= What the task requires =
Scan the records and identify every line in which the string "axis" occurs, then return those lines.

= The data =
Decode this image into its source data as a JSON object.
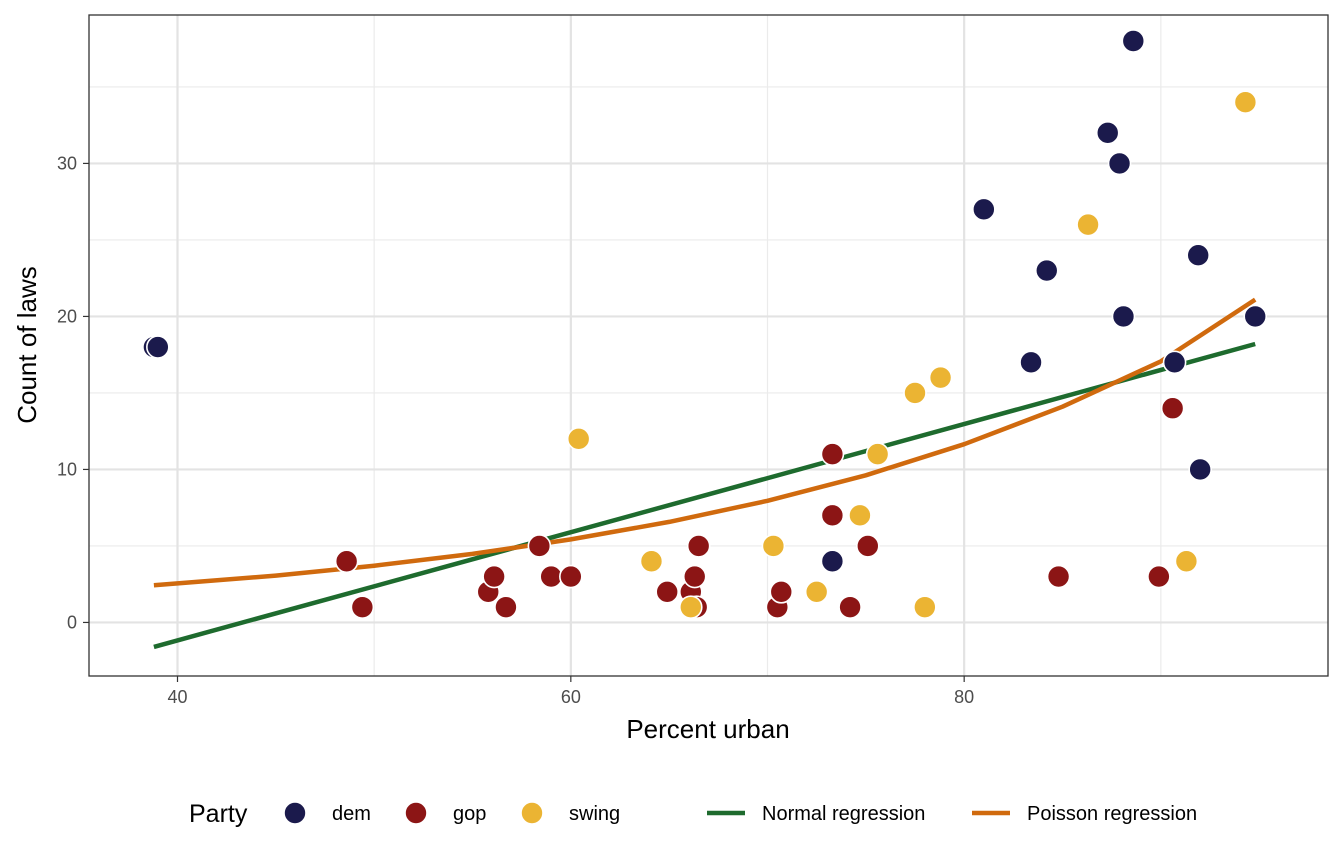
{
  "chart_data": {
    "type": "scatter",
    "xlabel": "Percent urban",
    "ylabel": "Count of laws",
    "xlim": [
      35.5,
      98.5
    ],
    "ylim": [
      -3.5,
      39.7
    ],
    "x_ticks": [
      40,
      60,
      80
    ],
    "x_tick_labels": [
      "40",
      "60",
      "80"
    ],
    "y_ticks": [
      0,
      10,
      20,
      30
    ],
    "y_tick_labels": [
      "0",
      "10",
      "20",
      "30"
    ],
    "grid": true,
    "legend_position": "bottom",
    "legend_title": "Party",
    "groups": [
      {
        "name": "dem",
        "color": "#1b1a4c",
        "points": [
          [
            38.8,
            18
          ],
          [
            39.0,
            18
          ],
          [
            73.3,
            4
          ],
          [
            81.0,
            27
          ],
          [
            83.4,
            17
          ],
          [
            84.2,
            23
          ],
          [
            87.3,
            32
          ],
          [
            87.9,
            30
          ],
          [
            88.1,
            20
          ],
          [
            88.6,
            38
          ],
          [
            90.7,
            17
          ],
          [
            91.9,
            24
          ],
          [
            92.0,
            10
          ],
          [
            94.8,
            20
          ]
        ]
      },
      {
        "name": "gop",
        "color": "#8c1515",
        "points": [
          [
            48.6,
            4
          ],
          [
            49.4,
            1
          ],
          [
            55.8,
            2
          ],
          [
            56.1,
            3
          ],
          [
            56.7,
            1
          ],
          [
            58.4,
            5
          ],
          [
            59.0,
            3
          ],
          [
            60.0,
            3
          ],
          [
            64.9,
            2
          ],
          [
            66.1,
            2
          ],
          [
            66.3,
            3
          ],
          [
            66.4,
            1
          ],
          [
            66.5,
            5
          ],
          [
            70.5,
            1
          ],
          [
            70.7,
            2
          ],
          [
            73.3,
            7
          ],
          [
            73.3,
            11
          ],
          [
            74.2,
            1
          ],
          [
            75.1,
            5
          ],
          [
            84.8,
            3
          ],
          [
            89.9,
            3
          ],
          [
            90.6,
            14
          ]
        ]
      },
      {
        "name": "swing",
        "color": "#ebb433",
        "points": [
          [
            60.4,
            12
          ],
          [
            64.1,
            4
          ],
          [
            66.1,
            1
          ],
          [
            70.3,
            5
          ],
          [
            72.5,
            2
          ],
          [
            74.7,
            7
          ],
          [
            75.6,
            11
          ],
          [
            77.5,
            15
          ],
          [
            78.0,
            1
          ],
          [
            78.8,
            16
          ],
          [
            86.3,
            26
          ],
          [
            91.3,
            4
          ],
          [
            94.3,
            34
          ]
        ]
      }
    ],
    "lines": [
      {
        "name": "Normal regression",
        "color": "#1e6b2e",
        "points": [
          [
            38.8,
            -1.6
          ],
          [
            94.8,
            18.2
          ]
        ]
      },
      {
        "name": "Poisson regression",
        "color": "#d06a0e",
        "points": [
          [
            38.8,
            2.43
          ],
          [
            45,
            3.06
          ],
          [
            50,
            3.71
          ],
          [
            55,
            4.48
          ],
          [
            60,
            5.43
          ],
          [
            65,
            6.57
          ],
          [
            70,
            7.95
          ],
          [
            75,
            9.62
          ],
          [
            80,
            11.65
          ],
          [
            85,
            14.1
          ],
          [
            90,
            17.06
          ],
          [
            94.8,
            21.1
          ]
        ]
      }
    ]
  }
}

* * *

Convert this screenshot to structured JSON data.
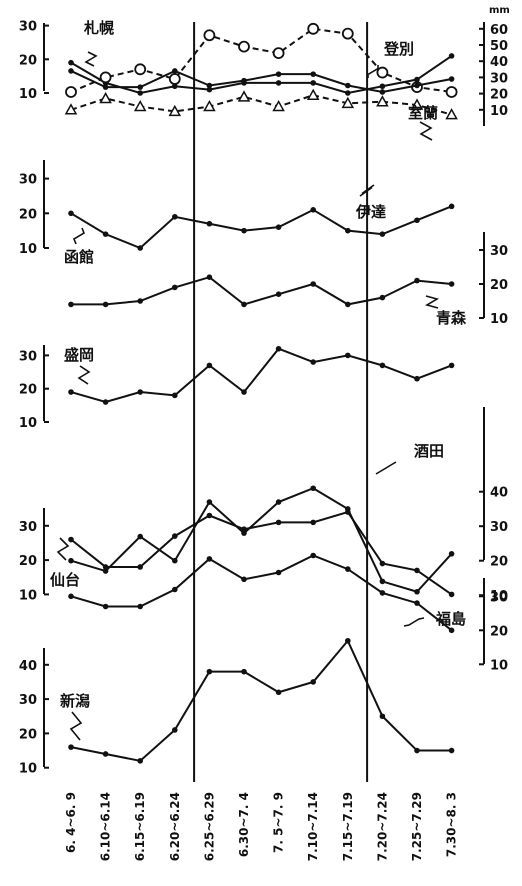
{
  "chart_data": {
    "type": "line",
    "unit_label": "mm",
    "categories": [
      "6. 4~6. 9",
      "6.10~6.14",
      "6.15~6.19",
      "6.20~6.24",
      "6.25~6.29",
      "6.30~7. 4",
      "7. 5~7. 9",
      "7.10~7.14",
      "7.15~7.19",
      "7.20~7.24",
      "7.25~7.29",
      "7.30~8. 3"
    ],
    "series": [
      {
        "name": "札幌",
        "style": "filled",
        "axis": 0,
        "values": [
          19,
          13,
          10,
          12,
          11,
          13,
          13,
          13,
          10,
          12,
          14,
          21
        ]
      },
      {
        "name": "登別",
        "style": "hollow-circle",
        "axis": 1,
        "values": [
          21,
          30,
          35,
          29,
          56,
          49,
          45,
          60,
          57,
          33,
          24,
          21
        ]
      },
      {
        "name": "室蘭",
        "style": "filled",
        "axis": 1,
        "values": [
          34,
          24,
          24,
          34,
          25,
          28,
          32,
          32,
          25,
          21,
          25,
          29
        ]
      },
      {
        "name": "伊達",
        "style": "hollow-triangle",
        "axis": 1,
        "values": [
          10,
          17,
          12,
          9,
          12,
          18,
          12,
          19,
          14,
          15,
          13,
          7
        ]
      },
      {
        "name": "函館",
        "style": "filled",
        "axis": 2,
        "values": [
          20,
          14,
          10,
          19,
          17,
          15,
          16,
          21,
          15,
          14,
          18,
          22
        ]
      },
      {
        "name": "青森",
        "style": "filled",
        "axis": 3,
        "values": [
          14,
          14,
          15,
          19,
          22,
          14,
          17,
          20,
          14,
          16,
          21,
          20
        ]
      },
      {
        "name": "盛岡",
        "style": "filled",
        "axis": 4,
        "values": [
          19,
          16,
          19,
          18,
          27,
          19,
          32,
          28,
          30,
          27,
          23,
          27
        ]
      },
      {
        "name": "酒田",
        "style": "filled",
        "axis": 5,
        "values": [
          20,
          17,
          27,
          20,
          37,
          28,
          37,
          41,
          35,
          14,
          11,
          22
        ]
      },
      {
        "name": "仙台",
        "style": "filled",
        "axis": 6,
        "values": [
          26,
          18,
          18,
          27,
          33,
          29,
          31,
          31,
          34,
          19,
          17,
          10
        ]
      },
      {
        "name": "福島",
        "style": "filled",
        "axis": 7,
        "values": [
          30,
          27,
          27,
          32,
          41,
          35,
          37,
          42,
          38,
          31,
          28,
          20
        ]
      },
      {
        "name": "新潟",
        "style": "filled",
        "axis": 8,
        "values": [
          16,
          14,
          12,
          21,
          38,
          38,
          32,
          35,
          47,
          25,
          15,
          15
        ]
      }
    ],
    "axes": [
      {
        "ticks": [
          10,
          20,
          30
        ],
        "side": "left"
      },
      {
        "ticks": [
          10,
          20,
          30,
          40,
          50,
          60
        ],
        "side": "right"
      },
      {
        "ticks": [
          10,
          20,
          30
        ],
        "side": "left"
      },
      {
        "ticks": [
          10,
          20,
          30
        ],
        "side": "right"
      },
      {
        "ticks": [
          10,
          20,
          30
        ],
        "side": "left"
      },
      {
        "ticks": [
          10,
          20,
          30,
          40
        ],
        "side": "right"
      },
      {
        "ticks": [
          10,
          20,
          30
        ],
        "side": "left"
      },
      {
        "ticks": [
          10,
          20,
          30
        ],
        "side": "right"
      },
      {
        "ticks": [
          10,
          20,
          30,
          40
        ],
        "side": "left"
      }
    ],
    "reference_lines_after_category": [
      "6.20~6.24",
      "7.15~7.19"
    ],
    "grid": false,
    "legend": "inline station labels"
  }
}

= Solution for this problem =
        "axis": 0,
        "axis": 1,
        "axis": 1,
        "axis": 1,
        "axis": 2,
        "axis": 3,
        "axis": 4,
        "axis": 5,
        "axis": 6,
        "axis": 7,
        "axis": 8,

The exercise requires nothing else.